**Work to do**
Only the pictures are omitted; repeat all other data exactly.

-- START OF Task data --

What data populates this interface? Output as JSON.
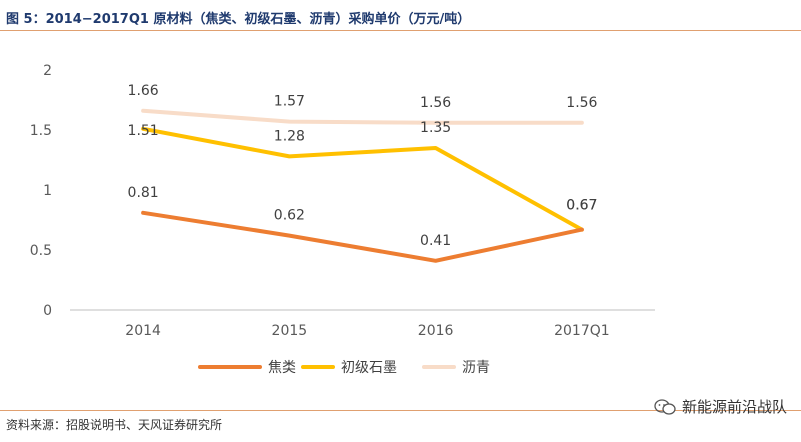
{
  "header": {
    "title": "图 5：2014−2017Q1 原材料（焦类、初级石墨、沥青）采购单价（万元/吨）"
  },
  "footer": {
    "source": "资料来源：招股说明书、天风证券研究所",
    "watermark": "新能源前沿战队"
  },
  "colors": {
    "rule": "#e0a070",
    "title": "#1f3a6e",
    "axis": "#bfbfbf"
  },
  "chart_data": {
    "type": "line",
    "title": "2014−2017Q1 原材料（焦类、初级石墨、沥青）采购单价（万元/吨）",
    "categories": [
      "2014",
      "2015",
      "2016",
      "2017Q1"
    ],
    "y_ticks": [
      "0",
      "0.5",
      "1",
      "1.5",
      "2"
    ],
    "ylim": [
      0,
      2
    ],
    "grid": false,
    "legend_position": "bottom",
    "series": [
      {
        "name": "焦类",
        "color": "#ed7d31",
        "values": [
          0.81,
          0.62,
          0.41,
          0.67
        ],
        "labels": [
          "0.81",
          "0.62",
          "0.41",
          "0.67"
        ]
      },
      {
        "name": "初级石墨",
        "color": "#ffc000",
        "values": [
          1.51,
          1.28,
          1.35,
          0.67
        ],
        "labels": [
          "1.51",
          "1.28",
          "1.35",
          "0.67"
        ]
      },
      {
        "name": "沥青",
        "color": "#f8dcc8",
        "values": [
          1.66,
          1.57,
          1.56,
          1.56
        ],
        "labels": [
          "1.66",
          "1.57",
          "1.56",
          "1.56"
        ]
      }
    ]
  }
}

-- END OF Task data --

**Task output**
What data populates this interface? Output as JSON.
{
  "header": {
    "title": "图 5：2014−2017Q1 原材料（焦类、初级石墨、沥青）采购单价（万元/吨）"
  },
  "footer": {
    "source": "资料来源：招股说明书、天风证券研究所",
    "watermark": "新能源前沿战队"
  },
  "colors": {
    "rule": "#e0a070",
    "title": "#1f3a6e",
    "axis": "#bfbfbf"
  },
  "chart_data": {
    "type": "line",
    "title": "2014−2017Q1 原材料（焦类、初级石墨、沥青）采购单价（万元/吨）",
    "categories": [
      "2014",
      "2015",
      "2016",
      "2017Q1"
    ],
    "y_ticks": [
      "0",
      "0.5",
      "1",
      "1.5",
      "2"
    ],
    "ylim": [
      0,
      2
    ],
    "grid": false,
    "legend_position": "bottom",
    "series": [
      {
        "name": "焦类",
        "color": "#ed7d31",
        "values": [
          0.81,
          0.62,
          0.41,
          0.67
        ],
        "labels": [
          "0.81",
          "0.62",
          "0.41",
          "0.67"
        ]
      },
      {
        "name": "初级石墨",
        "color": "#ffc000",
        "values": [
          1.51,
          1.28,
          1.35,
          0.67
        ],
        "labels": [
          "1.51",
          "1.28",
          "1.35",
          "0.67"
        ]
      },
      {
        "name": "沥青",
        "color": "#f8dcc8",
        "values": [
          1.66,
          1.57,
          1.56,
          1.56
        ],
        "labels": [
          "1.66",
          "1.57",
          "1.56",
          "1.56"
        ]
      }
    ]
  }
}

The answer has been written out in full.